## What is needed
In the entries that follow, count each line containing "Track" and state the total, nothing more.

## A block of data

▬▬▬▬▬▬

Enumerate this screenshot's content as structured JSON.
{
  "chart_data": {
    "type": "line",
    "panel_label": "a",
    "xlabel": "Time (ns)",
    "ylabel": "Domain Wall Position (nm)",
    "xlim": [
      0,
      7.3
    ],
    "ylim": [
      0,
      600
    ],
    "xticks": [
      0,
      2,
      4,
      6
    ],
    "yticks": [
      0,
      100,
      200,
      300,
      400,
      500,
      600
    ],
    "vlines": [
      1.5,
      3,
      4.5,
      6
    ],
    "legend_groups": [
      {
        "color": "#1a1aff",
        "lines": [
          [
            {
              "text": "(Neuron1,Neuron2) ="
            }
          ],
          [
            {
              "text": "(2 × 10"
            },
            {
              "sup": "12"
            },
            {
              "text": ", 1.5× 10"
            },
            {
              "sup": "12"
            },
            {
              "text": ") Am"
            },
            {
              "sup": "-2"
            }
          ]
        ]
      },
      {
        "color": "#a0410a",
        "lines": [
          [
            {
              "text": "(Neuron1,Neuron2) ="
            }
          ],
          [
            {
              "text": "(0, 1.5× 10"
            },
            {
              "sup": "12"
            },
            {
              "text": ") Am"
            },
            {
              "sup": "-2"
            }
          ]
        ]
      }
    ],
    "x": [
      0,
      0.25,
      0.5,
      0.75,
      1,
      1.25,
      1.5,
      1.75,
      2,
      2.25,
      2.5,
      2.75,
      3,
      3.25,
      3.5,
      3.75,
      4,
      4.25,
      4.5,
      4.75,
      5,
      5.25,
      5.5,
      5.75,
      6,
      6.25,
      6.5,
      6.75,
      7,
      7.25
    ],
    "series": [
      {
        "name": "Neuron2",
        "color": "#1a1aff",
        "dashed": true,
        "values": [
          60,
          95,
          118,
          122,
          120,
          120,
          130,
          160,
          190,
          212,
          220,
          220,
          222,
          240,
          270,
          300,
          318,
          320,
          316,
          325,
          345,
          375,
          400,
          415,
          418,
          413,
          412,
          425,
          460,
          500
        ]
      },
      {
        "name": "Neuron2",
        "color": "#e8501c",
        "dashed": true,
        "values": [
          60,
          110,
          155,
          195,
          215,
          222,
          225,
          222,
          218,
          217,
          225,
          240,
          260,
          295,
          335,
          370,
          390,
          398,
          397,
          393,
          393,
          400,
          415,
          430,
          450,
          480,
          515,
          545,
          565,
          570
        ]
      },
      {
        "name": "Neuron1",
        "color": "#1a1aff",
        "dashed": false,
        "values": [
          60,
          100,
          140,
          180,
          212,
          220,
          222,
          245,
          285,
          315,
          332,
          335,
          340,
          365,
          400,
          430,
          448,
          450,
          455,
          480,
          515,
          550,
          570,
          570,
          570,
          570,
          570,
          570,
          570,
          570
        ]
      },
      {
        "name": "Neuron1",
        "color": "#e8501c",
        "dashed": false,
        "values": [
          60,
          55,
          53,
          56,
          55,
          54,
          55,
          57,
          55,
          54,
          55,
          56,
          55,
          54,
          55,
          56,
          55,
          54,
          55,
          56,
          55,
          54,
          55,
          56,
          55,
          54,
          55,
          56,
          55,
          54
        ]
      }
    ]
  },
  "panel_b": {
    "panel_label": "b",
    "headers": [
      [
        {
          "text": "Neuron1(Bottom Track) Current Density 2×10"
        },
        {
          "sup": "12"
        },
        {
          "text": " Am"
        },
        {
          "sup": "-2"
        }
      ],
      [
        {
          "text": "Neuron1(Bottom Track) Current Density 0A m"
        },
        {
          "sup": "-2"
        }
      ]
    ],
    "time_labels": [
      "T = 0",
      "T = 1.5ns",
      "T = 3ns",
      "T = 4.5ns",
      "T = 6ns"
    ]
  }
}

▬▬▬▬▬▬

## Exercise answer
2